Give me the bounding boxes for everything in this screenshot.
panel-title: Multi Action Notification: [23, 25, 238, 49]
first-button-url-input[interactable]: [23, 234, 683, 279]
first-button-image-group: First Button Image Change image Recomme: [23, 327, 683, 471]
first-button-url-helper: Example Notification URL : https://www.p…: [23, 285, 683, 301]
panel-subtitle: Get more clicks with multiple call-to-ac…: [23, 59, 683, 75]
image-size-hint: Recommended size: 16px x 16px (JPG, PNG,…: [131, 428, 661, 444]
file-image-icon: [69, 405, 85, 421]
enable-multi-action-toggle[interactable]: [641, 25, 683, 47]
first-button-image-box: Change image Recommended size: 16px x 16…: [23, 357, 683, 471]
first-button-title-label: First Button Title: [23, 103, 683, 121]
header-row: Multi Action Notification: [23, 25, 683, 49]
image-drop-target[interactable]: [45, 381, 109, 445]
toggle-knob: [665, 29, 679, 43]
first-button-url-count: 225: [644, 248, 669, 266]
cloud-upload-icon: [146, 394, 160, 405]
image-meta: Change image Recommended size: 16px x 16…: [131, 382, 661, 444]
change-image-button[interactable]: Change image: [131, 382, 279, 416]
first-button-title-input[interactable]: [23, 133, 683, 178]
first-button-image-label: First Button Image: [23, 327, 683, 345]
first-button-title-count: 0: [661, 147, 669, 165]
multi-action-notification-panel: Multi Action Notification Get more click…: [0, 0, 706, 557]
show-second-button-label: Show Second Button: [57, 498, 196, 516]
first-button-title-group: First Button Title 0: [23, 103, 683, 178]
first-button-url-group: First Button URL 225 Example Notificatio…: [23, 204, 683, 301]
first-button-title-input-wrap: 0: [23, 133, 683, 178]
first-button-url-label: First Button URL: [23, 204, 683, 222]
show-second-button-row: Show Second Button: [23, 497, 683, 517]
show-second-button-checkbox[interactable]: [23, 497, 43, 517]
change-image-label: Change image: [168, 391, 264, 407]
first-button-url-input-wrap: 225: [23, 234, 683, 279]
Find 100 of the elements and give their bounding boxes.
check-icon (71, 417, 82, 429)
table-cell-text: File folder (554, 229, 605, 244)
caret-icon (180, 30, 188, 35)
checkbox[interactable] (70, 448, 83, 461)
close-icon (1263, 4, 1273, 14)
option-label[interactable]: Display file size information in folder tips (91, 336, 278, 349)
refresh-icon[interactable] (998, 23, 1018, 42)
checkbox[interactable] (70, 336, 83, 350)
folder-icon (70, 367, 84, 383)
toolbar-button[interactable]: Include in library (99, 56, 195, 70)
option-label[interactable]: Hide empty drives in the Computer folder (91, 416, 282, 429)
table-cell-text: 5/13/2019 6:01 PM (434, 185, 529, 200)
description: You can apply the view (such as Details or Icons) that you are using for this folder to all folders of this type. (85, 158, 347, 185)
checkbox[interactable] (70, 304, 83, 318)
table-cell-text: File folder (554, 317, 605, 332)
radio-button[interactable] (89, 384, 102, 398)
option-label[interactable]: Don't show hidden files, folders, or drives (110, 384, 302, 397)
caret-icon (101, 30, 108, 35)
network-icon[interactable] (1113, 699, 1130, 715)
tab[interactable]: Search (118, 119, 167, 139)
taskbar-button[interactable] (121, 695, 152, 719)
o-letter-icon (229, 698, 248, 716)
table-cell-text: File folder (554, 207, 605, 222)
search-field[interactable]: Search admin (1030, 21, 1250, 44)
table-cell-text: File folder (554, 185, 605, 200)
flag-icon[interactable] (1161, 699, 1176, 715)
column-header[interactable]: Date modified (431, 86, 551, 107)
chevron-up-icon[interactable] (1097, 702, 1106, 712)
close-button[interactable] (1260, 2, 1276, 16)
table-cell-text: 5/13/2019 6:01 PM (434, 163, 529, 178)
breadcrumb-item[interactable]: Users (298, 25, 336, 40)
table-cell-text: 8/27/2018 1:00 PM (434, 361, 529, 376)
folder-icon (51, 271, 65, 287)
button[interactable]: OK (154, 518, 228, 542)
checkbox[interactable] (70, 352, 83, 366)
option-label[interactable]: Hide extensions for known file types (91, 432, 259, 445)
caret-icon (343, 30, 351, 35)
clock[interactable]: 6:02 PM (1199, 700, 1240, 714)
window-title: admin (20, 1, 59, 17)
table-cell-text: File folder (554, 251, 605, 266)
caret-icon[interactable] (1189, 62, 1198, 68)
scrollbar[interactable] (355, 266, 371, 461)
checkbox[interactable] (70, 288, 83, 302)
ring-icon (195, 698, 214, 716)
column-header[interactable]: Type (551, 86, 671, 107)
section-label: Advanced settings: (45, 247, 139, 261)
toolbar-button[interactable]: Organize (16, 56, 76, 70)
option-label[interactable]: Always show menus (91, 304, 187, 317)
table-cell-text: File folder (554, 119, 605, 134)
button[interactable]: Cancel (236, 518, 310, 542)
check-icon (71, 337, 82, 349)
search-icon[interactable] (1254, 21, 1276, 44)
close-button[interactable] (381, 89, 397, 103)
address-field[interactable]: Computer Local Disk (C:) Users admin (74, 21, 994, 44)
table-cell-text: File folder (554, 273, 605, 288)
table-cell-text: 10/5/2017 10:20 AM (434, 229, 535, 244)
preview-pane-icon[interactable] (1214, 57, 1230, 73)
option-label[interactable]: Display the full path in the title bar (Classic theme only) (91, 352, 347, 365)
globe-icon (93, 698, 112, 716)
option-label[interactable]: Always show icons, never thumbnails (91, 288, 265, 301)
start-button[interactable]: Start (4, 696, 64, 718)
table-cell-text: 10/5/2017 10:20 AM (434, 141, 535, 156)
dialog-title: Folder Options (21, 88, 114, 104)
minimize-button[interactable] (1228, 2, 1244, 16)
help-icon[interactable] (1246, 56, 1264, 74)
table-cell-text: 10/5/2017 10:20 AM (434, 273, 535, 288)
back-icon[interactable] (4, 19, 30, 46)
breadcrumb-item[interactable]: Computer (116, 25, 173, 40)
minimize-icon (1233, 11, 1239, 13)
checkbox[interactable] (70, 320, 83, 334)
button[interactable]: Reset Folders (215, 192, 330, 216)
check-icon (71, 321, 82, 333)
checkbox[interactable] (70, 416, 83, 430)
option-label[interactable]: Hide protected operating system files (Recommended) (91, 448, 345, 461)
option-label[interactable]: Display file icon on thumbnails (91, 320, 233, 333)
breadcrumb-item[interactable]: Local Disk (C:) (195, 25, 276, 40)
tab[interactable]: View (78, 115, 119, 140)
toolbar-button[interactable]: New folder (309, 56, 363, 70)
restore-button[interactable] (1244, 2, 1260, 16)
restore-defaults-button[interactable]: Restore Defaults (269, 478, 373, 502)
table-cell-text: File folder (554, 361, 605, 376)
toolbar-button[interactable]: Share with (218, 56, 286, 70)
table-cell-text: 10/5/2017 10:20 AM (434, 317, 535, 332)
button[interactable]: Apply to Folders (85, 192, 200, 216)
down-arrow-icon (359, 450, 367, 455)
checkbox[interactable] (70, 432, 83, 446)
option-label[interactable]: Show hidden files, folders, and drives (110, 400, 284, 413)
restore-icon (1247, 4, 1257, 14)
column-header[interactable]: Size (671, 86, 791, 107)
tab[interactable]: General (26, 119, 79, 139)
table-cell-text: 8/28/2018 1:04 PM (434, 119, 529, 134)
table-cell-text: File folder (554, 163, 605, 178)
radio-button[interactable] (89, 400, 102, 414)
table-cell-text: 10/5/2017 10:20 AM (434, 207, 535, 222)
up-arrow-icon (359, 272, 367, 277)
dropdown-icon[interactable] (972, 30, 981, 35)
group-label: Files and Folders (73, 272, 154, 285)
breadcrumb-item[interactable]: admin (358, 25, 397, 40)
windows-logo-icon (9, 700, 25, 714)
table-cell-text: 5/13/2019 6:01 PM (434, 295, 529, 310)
________________
### [BRIEF]
Reproduce verbatim the lines running from the start of the records through the line containing "panel-subtitle: Get more", including that line.

### [ANSWER TO THE PROBLEM]
Give me the bounding boxes for everything in this screenshot.
panel-title: Multi Action Notification: [23, 25, 238, 49]
first-button-url-input[interactable]: [23, 234, 683, 279]
first-button-image-group: First Button Image Change image Recomme: [23, 327, 683, 471]
first-button-url-helper: Example Notification URL : https://www.p…: [23, 285, 683, 301]
panel-subtitle: Get more clicks with multiple call-to-ac…: [23, 59, 683, 75]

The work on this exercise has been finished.